* _WHAT NEEDS TO BE DONE_
Scan the lines below for the string "from" and copy every one that has it.

[Figure data in JSON]
# # # # # # #
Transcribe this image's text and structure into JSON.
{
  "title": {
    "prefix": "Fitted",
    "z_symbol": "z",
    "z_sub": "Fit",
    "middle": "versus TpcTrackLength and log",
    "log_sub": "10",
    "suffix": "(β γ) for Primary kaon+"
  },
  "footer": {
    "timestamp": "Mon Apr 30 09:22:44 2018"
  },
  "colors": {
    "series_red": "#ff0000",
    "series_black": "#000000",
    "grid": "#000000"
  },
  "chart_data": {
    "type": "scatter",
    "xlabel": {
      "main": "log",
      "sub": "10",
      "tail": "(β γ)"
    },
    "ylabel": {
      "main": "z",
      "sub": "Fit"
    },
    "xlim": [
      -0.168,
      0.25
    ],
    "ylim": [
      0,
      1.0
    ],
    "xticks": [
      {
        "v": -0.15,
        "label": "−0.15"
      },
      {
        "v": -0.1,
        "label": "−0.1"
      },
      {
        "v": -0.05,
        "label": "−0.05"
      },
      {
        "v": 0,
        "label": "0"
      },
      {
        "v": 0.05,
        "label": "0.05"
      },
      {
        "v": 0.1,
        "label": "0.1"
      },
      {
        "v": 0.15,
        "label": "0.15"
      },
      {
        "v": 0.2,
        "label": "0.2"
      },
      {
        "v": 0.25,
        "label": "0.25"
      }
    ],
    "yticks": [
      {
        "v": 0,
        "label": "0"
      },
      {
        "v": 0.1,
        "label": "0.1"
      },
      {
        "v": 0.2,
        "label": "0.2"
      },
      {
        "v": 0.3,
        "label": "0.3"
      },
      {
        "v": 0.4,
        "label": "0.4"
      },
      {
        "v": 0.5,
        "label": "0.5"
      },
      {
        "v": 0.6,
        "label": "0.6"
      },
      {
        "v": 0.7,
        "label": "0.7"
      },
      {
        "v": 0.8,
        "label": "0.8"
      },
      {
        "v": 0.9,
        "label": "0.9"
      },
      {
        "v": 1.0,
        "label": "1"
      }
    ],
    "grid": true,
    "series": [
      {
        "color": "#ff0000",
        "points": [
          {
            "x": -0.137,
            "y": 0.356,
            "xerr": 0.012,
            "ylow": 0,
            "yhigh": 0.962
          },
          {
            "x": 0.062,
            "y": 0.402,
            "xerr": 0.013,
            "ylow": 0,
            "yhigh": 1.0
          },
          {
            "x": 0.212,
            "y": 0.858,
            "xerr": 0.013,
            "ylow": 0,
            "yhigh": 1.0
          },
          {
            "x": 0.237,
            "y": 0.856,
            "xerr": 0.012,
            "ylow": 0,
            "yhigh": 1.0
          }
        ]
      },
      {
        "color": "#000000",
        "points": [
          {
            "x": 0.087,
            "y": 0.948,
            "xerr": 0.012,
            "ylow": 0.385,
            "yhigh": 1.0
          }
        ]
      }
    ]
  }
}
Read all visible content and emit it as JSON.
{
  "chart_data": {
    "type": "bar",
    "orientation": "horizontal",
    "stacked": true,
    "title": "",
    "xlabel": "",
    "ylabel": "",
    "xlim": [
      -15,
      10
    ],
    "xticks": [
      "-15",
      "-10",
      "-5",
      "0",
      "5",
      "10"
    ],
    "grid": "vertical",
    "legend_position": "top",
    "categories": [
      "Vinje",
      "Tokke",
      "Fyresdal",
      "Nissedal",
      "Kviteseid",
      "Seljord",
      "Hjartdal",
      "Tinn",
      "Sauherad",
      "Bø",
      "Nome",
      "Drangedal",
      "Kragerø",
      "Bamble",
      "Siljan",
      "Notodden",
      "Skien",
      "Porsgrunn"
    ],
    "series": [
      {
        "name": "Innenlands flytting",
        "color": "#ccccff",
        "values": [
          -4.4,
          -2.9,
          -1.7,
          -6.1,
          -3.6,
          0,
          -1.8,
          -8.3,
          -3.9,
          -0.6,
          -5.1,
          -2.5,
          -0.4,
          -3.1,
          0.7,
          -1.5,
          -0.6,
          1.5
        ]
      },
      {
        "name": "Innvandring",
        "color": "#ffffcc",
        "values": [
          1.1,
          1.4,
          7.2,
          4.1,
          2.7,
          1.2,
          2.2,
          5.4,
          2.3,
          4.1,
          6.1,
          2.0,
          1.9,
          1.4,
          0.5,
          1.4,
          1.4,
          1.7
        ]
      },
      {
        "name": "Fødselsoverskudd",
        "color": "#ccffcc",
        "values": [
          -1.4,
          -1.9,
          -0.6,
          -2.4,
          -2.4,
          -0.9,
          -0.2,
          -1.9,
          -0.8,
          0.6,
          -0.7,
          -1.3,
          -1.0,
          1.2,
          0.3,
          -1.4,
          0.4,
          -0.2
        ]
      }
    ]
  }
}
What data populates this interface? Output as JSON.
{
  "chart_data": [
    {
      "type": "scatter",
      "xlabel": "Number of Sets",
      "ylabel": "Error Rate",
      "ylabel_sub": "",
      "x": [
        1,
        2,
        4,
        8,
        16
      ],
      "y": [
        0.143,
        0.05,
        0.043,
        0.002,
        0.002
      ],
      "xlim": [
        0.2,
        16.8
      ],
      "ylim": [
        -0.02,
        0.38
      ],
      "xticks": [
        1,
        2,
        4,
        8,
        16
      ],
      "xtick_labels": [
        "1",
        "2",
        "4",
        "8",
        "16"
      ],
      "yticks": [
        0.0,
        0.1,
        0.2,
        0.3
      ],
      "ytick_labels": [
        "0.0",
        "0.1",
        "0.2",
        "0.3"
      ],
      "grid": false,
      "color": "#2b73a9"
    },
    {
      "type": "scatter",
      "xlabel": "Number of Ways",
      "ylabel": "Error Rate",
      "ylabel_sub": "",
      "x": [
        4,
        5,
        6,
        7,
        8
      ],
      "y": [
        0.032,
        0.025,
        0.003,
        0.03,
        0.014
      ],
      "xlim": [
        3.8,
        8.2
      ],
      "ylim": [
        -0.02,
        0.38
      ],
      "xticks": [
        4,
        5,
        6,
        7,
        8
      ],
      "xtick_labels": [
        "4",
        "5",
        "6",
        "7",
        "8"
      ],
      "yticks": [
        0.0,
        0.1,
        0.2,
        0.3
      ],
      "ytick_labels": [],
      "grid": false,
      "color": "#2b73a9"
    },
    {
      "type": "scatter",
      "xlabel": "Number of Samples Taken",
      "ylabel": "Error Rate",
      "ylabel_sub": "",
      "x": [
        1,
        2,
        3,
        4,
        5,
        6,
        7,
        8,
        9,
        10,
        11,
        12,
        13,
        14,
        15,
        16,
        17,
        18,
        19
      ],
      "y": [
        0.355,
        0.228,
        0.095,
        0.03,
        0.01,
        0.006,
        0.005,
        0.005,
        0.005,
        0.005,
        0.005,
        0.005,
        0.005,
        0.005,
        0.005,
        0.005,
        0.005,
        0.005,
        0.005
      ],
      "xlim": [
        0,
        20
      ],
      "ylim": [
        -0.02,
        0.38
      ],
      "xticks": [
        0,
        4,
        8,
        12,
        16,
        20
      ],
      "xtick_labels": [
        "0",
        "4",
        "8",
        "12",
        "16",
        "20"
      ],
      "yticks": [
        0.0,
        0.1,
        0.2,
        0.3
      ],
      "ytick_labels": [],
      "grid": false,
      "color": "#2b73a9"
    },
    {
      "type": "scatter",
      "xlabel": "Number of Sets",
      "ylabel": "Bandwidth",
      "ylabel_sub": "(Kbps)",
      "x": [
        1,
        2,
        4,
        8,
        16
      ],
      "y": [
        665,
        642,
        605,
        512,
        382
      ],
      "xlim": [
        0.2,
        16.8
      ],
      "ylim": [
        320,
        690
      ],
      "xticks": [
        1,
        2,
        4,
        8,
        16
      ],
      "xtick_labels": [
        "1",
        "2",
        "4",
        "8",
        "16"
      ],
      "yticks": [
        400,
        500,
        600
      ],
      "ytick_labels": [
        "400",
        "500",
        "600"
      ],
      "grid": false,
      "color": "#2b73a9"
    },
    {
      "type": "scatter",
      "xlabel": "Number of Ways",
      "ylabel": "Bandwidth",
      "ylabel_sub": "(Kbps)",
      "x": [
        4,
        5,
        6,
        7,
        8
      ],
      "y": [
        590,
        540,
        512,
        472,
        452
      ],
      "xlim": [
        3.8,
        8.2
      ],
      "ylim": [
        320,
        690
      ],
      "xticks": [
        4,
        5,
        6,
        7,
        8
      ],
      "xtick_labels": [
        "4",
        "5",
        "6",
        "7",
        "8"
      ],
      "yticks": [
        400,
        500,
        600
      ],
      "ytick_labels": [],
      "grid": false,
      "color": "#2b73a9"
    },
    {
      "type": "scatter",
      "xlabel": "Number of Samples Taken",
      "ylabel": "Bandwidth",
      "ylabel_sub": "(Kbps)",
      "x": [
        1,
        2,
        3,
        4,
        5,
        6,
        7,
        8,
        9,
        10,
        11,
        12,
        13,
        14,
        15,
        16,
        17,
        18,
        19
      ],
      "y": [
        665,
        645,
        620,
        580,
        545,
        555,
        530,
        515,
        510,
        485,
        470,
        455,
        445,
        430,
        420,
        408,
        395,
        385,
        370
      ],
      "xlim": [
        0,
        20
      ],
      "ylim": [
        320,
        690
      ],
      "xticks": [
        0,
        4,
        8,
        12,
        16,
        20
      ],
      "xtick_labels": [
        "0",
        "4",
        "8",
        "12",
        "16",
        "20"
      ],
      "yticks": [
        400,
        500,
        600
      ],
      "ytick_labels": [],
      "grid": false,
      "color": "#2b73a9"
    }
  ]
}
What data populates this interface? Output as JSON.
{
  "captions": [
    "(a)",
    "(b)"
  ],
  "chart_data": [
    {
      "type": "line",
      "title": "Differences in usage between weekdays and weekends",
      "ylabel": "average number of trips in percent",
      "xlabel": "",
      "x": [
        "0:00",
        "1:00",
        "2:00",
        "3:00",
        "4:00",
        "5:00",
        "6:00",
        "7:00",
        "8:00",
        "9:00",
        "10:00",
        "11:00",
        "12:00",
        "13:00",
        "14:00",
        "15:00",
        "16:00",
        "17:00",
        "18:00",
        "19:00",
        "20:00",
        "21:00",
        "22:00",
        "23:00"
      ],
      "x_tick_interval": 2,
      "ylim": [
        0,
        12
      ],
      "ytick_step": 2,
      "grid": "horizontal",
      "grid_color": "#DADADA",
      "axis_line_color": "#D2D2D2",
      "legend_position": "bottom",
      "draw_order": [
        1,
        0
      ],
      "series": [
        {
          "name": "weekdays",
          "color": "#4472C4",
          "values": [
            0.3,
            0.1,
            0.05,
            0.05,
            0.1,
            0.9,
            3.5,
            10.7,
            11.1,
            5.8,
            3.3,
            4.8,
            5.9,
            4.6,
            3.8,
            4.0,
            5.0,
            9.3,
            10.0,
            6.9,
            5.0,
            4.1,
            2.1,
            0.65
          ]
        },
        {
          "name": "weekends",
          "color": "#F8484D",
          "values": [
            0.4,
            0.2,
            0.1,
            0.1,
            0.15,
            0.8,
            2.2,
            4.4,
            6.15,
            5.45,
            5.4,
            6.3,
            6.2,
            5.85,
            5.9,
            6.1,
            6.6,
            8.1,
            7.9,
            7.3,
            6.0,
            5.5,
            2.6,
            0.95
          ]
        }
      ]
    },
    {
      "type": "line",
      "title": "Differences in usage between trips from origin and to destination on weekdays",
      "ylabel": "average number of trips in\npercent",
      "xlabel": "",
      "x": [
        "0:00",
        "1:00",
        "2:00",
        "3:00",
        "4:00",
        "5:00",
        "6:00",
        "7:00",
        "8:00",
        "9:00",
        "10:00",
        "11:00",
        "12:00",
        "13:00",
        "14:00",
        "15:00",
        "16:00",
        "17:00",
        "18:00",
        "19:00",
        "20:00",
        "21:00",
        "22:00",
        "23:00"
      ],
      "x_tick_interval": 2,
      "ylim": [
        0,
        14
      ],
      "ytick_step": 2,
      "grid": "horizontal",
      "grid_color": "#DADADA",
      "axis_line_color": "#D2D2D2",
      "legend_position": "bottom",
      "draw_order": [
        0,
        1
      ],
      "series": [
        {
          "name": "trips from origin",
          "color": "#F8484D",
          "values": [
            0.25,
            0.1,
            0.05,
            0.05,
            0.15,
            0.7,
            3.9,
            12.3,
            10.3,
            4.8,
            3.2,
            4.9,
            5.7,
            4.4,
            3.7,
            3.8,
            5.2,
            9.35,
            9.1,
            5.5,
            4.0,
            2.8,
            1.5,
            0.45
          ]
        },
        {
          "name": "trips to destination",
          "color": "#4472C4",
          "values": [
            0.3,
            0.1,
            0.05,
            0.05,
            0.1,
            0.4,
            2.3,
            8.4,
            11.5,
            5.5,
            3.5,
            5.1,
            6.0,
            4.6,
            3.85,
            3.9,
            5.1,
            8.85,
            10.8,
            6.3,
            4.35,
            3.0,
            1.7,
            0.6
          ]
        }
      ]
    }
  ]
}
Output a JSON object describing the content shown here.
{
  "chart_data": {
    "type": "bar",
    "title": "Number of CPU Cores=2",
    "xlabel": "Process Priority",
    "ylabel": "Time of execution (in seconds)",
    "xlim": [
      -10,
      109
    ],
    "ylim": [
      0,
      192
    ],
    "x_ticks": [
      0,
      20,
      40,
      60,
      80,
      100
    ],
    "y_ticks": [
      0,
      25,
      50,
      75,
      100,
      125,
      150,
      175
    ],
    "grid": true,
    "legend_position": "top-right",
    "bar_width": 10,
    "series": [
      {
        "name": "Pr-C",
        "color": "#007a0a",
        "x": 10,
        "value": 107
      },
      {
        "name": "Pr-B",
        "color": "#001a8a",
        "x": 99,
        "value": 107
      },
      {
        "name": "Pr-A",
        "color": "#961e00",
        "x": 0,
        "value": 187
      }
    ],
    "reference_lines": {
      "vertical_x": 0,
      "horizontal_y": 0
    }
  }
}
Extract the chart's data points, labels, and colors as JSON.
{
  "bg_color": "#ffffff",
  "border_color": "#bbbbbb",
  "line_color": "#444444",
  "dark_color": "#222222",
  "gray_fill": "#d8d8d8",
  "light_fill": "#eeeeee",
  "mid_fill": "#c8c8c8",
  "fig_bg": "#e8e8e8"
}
# # # # # # #
* _THE COMPLETED TASK_
      "title": "Differences in usage between trips from origin and to destination on weekdays",
          "name": "trips from origin",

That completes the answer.